## [GIVEN PROBLEM]
Quote the records in full and leave their pictures out.

## [STORED DATA]

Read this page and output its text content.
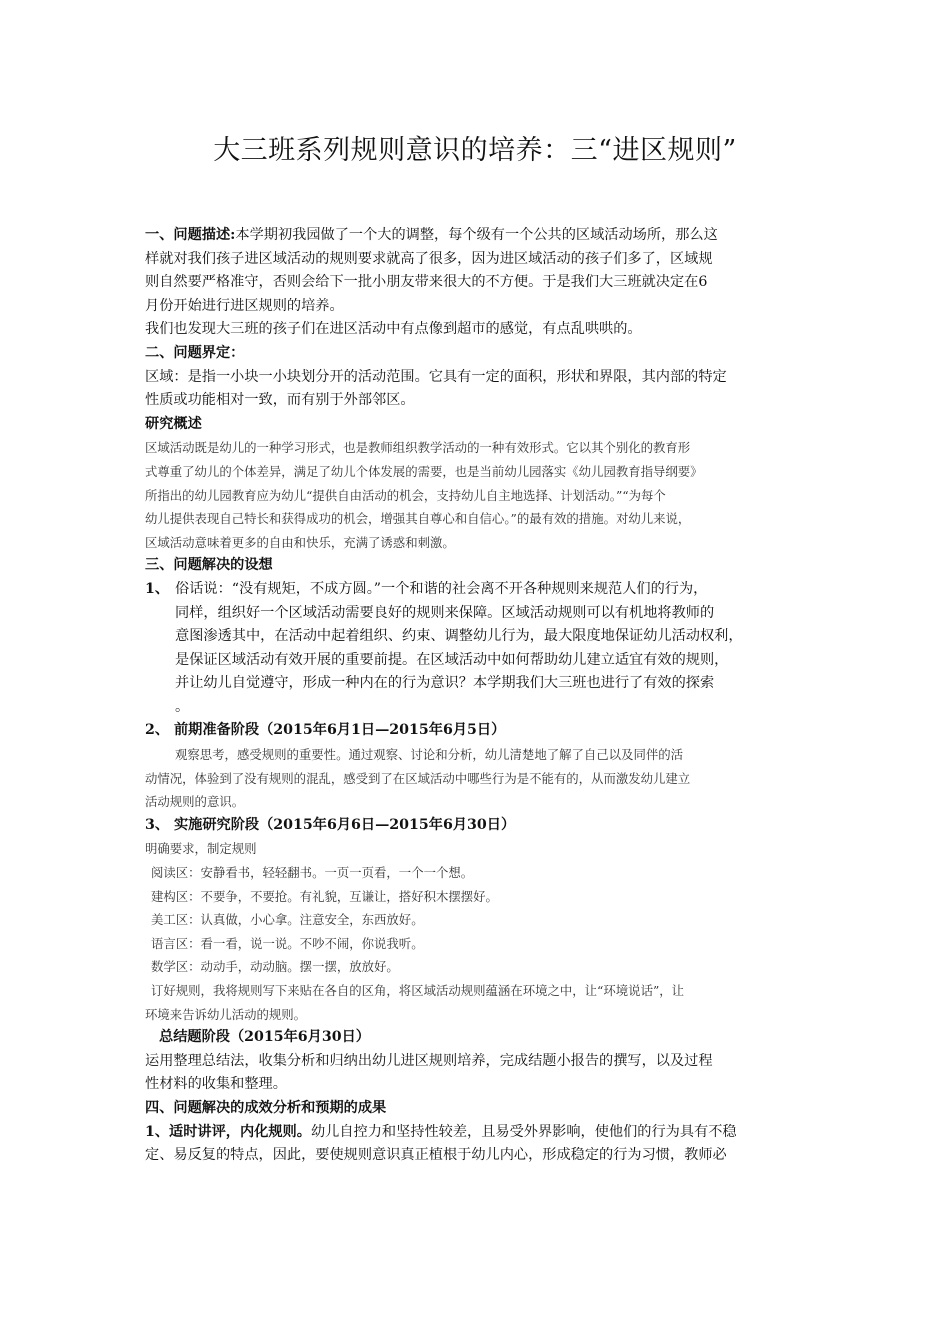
大三班系列规则意识的培养：三“进区规则”

一、问题描述:本学期初我园做了一个大的调整，每个级有一个公共的区域活动场所，那么这

样就对我们孩子进区域活动的规则要求就高了很多，因为进区域活动的孩子们多了，区域规

则自然要严格准守，否则会给下一批小朋友带来很大的不方便。于是我们大三班就决定在6

月份开始进行进区规则的培养。

我们也发现大三班的孩子们在进区活动中有点像到超市的感觉，有点乱哄哄的。

二、问题界定：

区域：是指一小块一小块划分开的活动范围。它具有一定的面积，形状和界限，其内部的特定

性质或功能相对一致，而有别于外部邻区。

研究概述

区域活动既是幼儿的一种学习形式，也是教师组织教学活动的一种有效形式。它以其个别化的教育形

式尊重了幼儿的个体差异，满足了幼儿个体发展的需要，也是当前幼儿园落实《幼儿园教育指导纲要》

所指出的幼儿园教育应为幼儿“提供自由活动的机会，支持幼儿自主地选择、计划活动。”“为每个

幼儿提供表现自己特长和获得成功的机会，增强其自尊心和自信心。”的最有效的措施。对幼儿来说，

区域活动意味着更多的自由和快乐，充满了诱惑和刺激。

三、问题解决的设想

1、 俗话说：“没有规矩，不成方圆。”一个和谐的社会离不开各种规则来规范人们的行为，

同样，组织好一个区域活动需要良好的规则来保障。区域活动规则可以有机地将教师的

意图渗透其中，在活动中起着组织、约束、调整幼儿行为，最大限度地保证幼儿活动权利，

是保证区域活动有效开展的重要前提。在区域活动中如何帮助幼儿建立适宜有效的规则，

并让幼儿自觉遵守，形成一种内在的行为意识？本学期我们大三班也进行了有效的探索

。

2、 前期准备阶段（2015年6月1日—2015年6月5日）

观察思考，感受规则的重要性。通过观察、讨论和分析，幼儿清楚地了解了自己以及同伴的活

动情况，体验到了没有规则的混乱，感受到了在区域活动中哪些行为是不能有的，从而激发幼儿建立

活动规则的意识。

3、 实施研究阶段（2015年6月6日—2015年6月30日）

明确要求，制定规则

阅读区：安静看书，轻轻翻书。一页一页看，一个一个想。

建构区：不要争，不要抢。有礼貌，互谦让，搭好积木摆摆好。

美工区：认真做，小心拿。注意安全，东西放好。

语言区：看一看，说一说。不吵不闹，你说我听。

数学区：动动手，动动脑。摆一摆，放放好。

订好规则，我将规则写下来贴在各自的区角，将区域活动规则蕴涵在环境之中，让“环境说话”，让

环境来告诉幼儿活动的规则。

总结题阶段（2015年6月30日）

运用整理总结法，收集分析和归纳出幼儿进区规则培养，完成结题小报告的撰写，以及过程

性材料的收集和整理。

四、问题解决的成效分析和预期的成果

1、适时讲评，内化规则。幼儿自控力和坚持性较差，且易受外界影响，使他们的行为具有不稳

定、易反复的特点，因此，要使规则意识真正植根于幼儿内心，形成稳定的行为习惯，教师必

## [OUTPUT]
Read this page and output its text content.
大三班系列规则意识的培养：三“进区规则”

一、问题描述:本学期初我园做了一个大的调整，每个级有一个公共的区域活动场所，那么这

样就对我们孩子进区域活动的规则要求就高了很多，因为进区域活动的孩子们多了，区域规

则自然要严格准守，否则会给下一批小朋友带来很大的不方便。于是我们大三班就决定在6

月份开始进行进区规则的培养。

我们也发现大三班的孩子们在进区活动中有点像到超市的感觉，有点乱哄哄的。

二、问题界定：

区域：是指一小块一小块划分开的活动范围。它具有一定的面积，形状和界限，其内部的特定

性质或功能相对一致，而有别于外部邻区。

研究概述

区域活动既是幼儿的一种学习形式，也是教师组织教学活动的一种有效形式。它以其个别化的教育形

式尊重了幼儿的个体差异，满足了幼儿个体发展的需要，也是当前幼儿园落实《幼儿园教育指导纲要》

所指出的幼儿园教育应为幼儿“提供自由活动的机会，支持幼儿自主地选择、计划活动。”“为每个

幼儿提供表现自己特长和获得成功的机会，增强其自尊心和自信心。”的最有效的措施。对幼儿来说，

区域活动意味着更多的自由和快乐，充满了诱惑和刺激。

三、问题解决的设想

1、 俗话说：“没有规矩，不成方圆。”一个和谐的社会离不开各种规则来规范人们的行为，

同样，组织好一个区域活动需要良好的规则来保障。区域活动规则可以有机地将教师的

意图渗透其中，在活动中起着组织、约束、调整幼儿行为，最大限度地保证幼儿活动权利，

是保证区域活动有效开展的重要前提。在区域活动中如何帮助幼儿建立适宜有效的规则，

并让幼儿自觉遵守，形成一种内在的行为意识？本学期我们大三班也进行了有效的探索

。

2、 前期准备阶段（2015年6月1日—2015年6月5日）

观察思考，感受规则的重要性。通过观察、讨论和分析，幼儿清楚地了解了自己以及同伴的活

动情况，体验到了没有规则的混乱，感受到了在区域活动中哪些行为是不能有的，从而激发幼儿建立

活动规则的意识。

3、 实施研究阶段（2015年6月6日—2015年6月30日）

明确要求，制定规则

阅读区：安静看书，轻轻翻书。一页一页看，一个一个想。

建构区：不要争，不要抢。有礼貌，互谦让，搭好积木摆摆好。

美工区：认真做，小心拿。注意安全，东西放好。

语言区：看一看，说一说。不吵不闹，你说我听。

数学区：动动手，动动脑。摆一摆，放放好。

订好规则，我将规则写下来贴在各自的区角，将区域活动规则蕴涵在环境之中，让“环境说话”，让

环境来告诉幼儿活动的规则。

总结题阶段（2015年6月30日）

运用整理总结法，收集分析和归纳出幼儿进区规则培养，完成结题小报告的撰写，以及过程

性材料的收集和整理。

四、问题解决的成效分析和预期的成果

1、适时讲评，内化规则。幼儿自控力和坚持性较差，且易受外界影响，使他们的行为具有不稳

定、易反复的特点，因此，要使规则意识真正植根于幼儿内心，形成稳定的行为习惯，教师必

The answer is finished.